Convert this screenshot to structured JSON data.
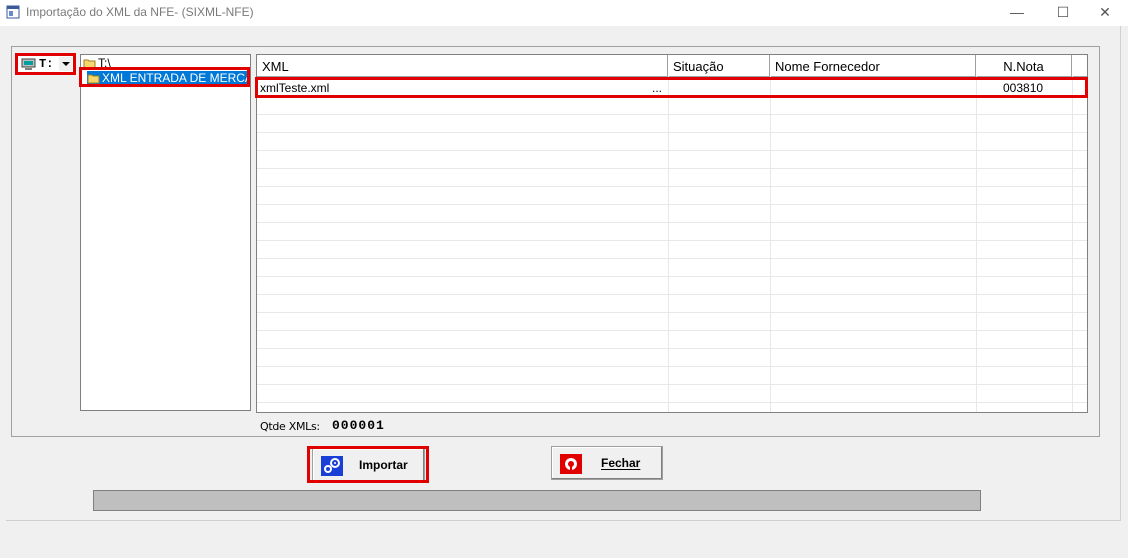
{
  "window": {
    "title": "Importação do XML da NFE- (SIXML-NFE)",
    "minimize_glyph": "—",
    "maximize_glyph": "☐",
    "close_glyph": "✕"
  },
  "drive_selector": {
    "value": "T:",
    "icon": "computer-drive-icon"
  },
  "directory_tree": {
    "root": "T:\\",
    "selected": "XML ENTRADA DE MERCA"
  },
  "grid": {
    "columns": [
      "XML",
      "Situação",
      "Nome Fornecedor",
      "N.Nota"
    ],
    "rows": [
      {
        "xml": "xmlTeste.xml",
        "ellipsis": "...",
        "situacao": "",
        "fornecedor": "",
        "nota": "003810"
      }
    ]
  },
  "footer": {
    "qtde_label": "Qtde XMLs:",
    "qtde_value": "000001"
  },
  "buttons": {
    "import_label": "Importar",
    "close_label": "Fechar"
  },
  "progress": {
    "value": 0
  },
  "colors": {
    "highlight": "#e00000",
    "selection": "#0078d7",
    "import_icon_bg": "#1a3fd6",
    "close_icon_bg": "#e00000"
  }
}
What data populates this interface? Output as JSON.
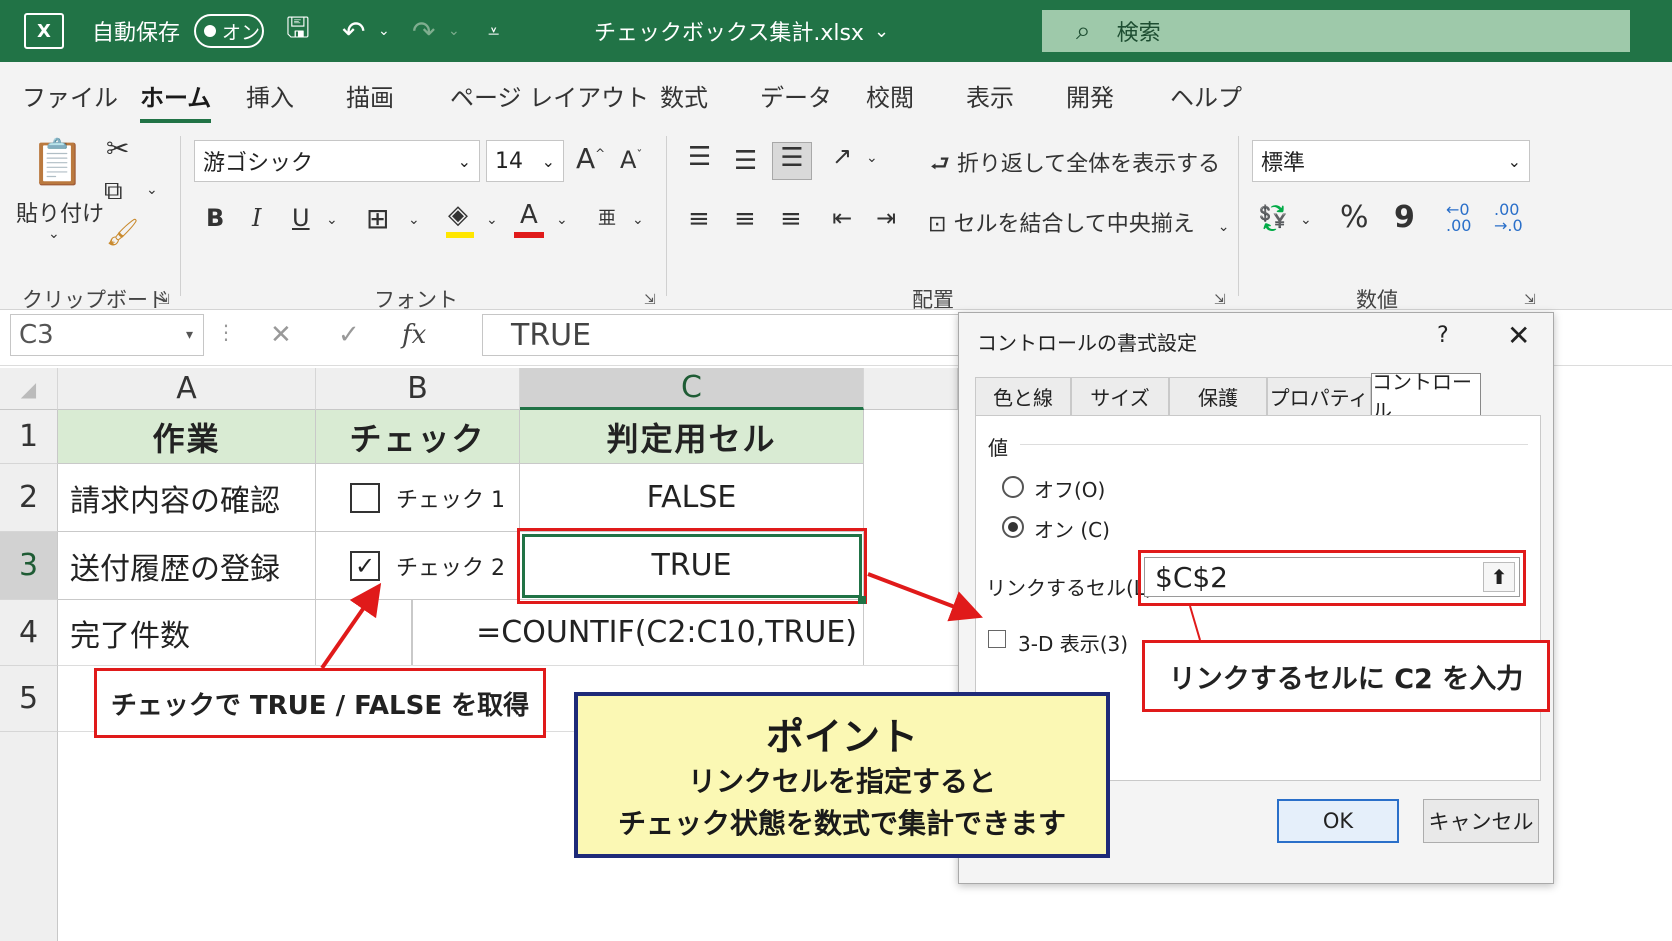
{
  "titlebar": {
    "logo": "X",
    "autosave_label": "自動保存",
    "autosave_state": "オン",
    "filename": "チェックボックス集計.xlsx",
    "search_placeholder": "検索"
  },
  "ribbon_tabs": [
    "ファイル",
    "ホーム",
    "挿入",
    "描画",
    "ページ レイアウト",
    "数式",
    "データ",
    "校閲",
    "表示",
    "開発",
    "ヘルプ"
  ],
  "active_tab": "ホーム",
  "ribbon": {
    "paste_label": "貼り付け",
    "clipboard_label": "クリップボード",
    "font_name": "游ゴシック",
    "font_size": "14",
    "grow_font": "A",
    "shrink_font": "A",
    "bold": "B",
    "italic": "I",
    "underline": "U",
    "font_color_letter": "A",
    "font_group_label": "フォント",
    "wrap_text": "折り返して全体を表示する",
    "merge_center": "セルを結合して中央揃え",
    "alignment_group_label": "配置",
    "number_format": "標準",
    "percent": "%",
    "comma": "9",
    "number_group_label": "数値",
    "colors": {
      "highlight": "#ffe600",
      "font_color": "#e01a1a"
    }
  },
  "formula_bar": {
    "name_box": "C3",
    "cancel": "✕",
    "enter": "✓",
    "fx": "fx",
    "formula": "TRUE"
  },
  "sheet": {
    "columns": [
      "A",
      "B",
      "C"
    ],
    "selected_column": "C",
    "rows": [
      "1",
      "2",
      "3",
      "4",
      "5"
    ],
    "selected_row": "3",
    "headers": {
      "a": "作業",
      "b": "チェック",
      "c": "判定用セル"
    },
    "row2": {
      "a": "請求内容の確認",
      "checkbox_label": "チェック 1",
      "checked": false,
      "c": "FALSE"
    },
    "row3": {
      "a": "送付履歴の登録",
      "checkbox_label": "チェック 2",
      "checked": true,
      "c": "TRUE"
    },
    "row4": {
      "a": "完了件数",
      "formula": "=COUNTIF(C2:C10,TRUE)"
    },
    "header_fill": "#d9ebd3"
  },
  "dialog": {
    "title": "コントロールの書式設定",
    "help": "?",
    "close": "✕",
    "tabs": [
      "色と線",
      "サイズ",
      "保護",
      "プロパティ",
      "コントロール"
    ],
    "active_tab": "コントロール",
    "value_section": "値",
    "option_off": "オフ(O)",
    "option_on": "オン (C)",
    "selected_option": "オン (C)",
    "link_cell_label": "リンクするセル(L):",
    "link_cell_value": "$C$2",
    "three_d": "3-D 表示(3)",
    "ok": "OK",
    "cancel": "キャンセル"
  },
  "annotations": {
    "checkbox_callout": "チェックで TRUE / FALSE を取得",
    "link_callout": "リンクするセルに C2 を入力",
    "point_title": "ポイント",
    "point_line1": "リンクセルを指定すると",
    "point_line2": "チェック状態を数式で集計できます",
    "accent_red": "#e01a1a",
    "point_fill": "#fbf8b4",
    "point_border": "#1e2a78"
  }
}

• REQUIREMENTS: Print the full listing exactly, dropping the pictures.

• THE COMPLETED TASK:
Convert this screenshot to structured JSON data.
{
  "window": {
    "title": "Importação do XML da NFE- (SIXML-NFE)",
    "minimize_glyph": "—",
    "maximize_glyph": "☐",
    "close_glyph": "✕"
  },
  "drive_selector": {
    "value": "T:",
    "icon": "computer-drive-icon"
  },
  "directory_tree": {
    "root": "T:\\",
    "selected": "XML ENTRADA DE MERCA"
  },
  "grid": {
    "columns": [
      "XML",
      "Situação",
      "Nome Fornecedor",
      "N.Nota"
    ],
    "rows": [
      {
        "xml": "xmlTeste.xml",
        "ellipsis": "...",
        "situacao": "",
        "fornecedor": "",
        "nota": "003810"
      }
    ]
  },
  "footer": {
    "qtde_label": "Qtde XMLs:",
    "qtde_value": "000001"
  },
  "buttons": {
    "import_label": "Importar",
    "close_label": "Fechar"
  },
  "progress": {
    "value": 0
  },
  "colors": {
    "highlight": "#e00000",
    "selection": "#0078d7",
    "import_icon_bg": "#1a3fd6",
    "close_icon_bg": "#e00000"
  }
}
What data populates this interface? Output as JSON.
{
  "titlebar": {
    "logo": "X",
    "autosave_label": "自動保存",
    "autosave_state": "オン",
    "filename": "チェックボックス集計.xlsx",
    "search_placeholder": "検索"
  },
  "ribbon_tabs": [
    "ファイル",
    "ホーム",
    "挿入",
    "描画",
    "ページ レイアウト",
    "数式",
    "データ",
    "校閲",
    "表示",
    "開発",
    "ヘルプ"
  ],
  "active_tab": "ホーム",
  "ribbon": {
    "paste_label": "貼り付け",
    "clipboard_label": "クリップボード",
    "font_name": "游ゴシック",
    "font_size": "14",
    "grow_font": "A",
    "shrink_font": "A",
    "bold": "B",
    "italic": "I",
    "underline": "U",
    "font_color_letter": "A",
    "font_group_label": "フォント",
    "wrap_text": "折り返して全体を表示する",
    "merge_center": "セルを結合して中央揃え",
    "alignment_group_label": "配置",
    "number_format": "標準",
    "percent": "%",
    "comma": "9",
    "number_group_label": "数値",
    "colors": {
      "highlight": "#ffe600",
      "font_color": "#e01a1a"
    }
  },
  "formula_bar": {
    "name_box": "C3",
    "cancel": "✕",
    "enter": "✓",
    "fx": "fx",
    "formula": "TRUE"
  },
  "sheet": {
    "columns": [
      "A",
      "B",
      "C"
    ],
    "selected_column": "C",
    "rows": [
      "1",
      "2",
      "3",
      "4",
      "5"
    ],
    "selected_row": "3",
    "headers": {
      "a": "作業",
      "b": "チェック",
      "c": "判定用セル"
    },
    "row2": {
      "a": "請求内容の確認",
      "checkbox_label": "チェック 1",
      "checked": false,
      "c": "FALSE"
    },
    "row3": {
      "a": "送付履歴の登録",
      "checkbox_label": "チェック 2",
      "checked": true,
      "c": "TRUE"
    },
    "row4": {
      "a": "完了件数",
      "formula": "=COUNTIF(C2:C10,TRUE)"
    },
    "header_fill": "#d9ebd3"
  },
  "dialog": {
    "title": "コントロールの書式設定",
    "help": "?",
    "close": "✕",
    "tabs": [
      "色と線",
      "サイズ",
      "保護",
      "プロパティ",
      "コントロール"
    ],
    "active_tab": "コントロール",
    "value_section": "値",
    "option_off": "オフ(O)",
    "option_on": "オン (C)",
    "selected_option": "オン (C)",
    "link_cell_label": "リンクするセル(L):",
    "link_cell_value": "$C$2",
    "three_d": "3-D 表示(3)",
    "ok": "OK",
    "cancel": "キャンセル"
  },
  "annotations": {
    "checkbox_callout": "チェックで TRUE / FALSE を取得",
    "link_callout": "リンクするセルに C2 を入力",
    "point_title": "ポイント",
    "point_line1": "リンクセルを指定すると",
    "point_line2": "チェック状態を数式で集計できます",
    "accent_red": "#e01a1a",
    "point_fill": "#fbf8b4",
    "point_border": "#1e2a78"
  }
}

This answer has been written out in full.